*Given problem*
Emit the entire listing verbatim.

####################

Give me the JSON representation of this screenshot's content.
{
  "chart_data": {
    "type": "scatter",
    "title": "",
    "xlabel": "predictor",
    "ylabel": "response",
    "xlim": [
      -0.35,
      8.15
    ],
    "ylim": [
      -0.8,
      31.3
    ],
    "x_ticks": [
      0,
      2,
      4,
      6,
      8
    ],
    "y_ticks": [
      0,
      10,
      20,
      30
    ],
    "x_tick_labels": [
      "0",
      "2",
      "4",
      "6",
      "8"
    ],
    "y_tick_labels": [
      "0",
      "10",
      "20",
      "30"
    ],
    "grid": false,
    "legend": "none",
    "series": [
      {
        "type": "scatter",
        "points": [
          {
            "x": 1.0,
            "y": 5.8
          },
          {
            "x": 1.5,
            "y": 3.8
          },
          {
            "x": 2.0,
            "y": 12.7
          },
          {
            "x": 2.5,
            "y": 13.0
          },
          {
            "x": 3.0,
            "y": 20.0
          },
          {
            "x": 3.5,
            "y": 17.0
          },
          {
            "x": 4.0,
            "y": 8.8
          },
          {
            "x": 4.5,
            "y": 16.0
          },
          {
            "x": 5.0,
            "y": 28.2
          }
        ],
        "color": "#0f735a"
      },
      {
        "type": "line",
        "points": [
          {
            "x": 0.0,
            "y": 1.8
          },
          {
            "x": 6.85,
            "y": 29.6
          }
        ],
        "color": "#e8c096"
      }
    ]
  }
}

####################

*The answer*
Give me the JSON representation of this screenshot's content.
{
  "chart_data": {
    "type": "scatter",
    "title": "",
    "xlabel": "predictor",
    "ylabel": "response",
    "xlim": [
      -0.35,
      8.15
    ],
    "ylim": [
      -0.8,
      31.3
    ],
    "x_ticks": [
      0,
      2,
      4,
      6,
      8
    ],
    "y_ticks": [
      0,
      10,
      20,
      30
    ],
    "x_tick_labels": [
      "0",
      "2",
      "4",
      "6",
      "8"
    ],
    "y_tick_labels": [
      "0",
      "10",
      "20",
      "30"
    ],
    "grid": false,
    "legend": "none",
    "series": [
      {
        "type": "scatter",
        "points": [
          {
            "x": 1.0,
            "y": 5.8
          },
          {
            "x": 1.5,
            "y": 3.8
          },
          {
            "x": 2.0,
            "y": 12.7
          },
          {
            "x": 2.5,
            "y": 13.0
          },
          {
            "x": 3.0,
            "y": 20.0
          },
          {
            "x": 3.5,
            "y": 17.0
          },
          {
            "x": 4.0,
            "y": 8.8
          },
          {
            "x": 4.5,
            "y": 16.0
          },
          {
            "x": 5.0,
            "y": 28.2
          }
        ],
        "color": "#0f735a"
      },
      {
        "type": "line",
        "points": [
          {
            "x": 0.0,
            "y": 1.8
          },
          {
            "x": 6.85,
            "y": 29.6
          }
        ],
        "color": "#e8c096"
      }
    ]
  }
}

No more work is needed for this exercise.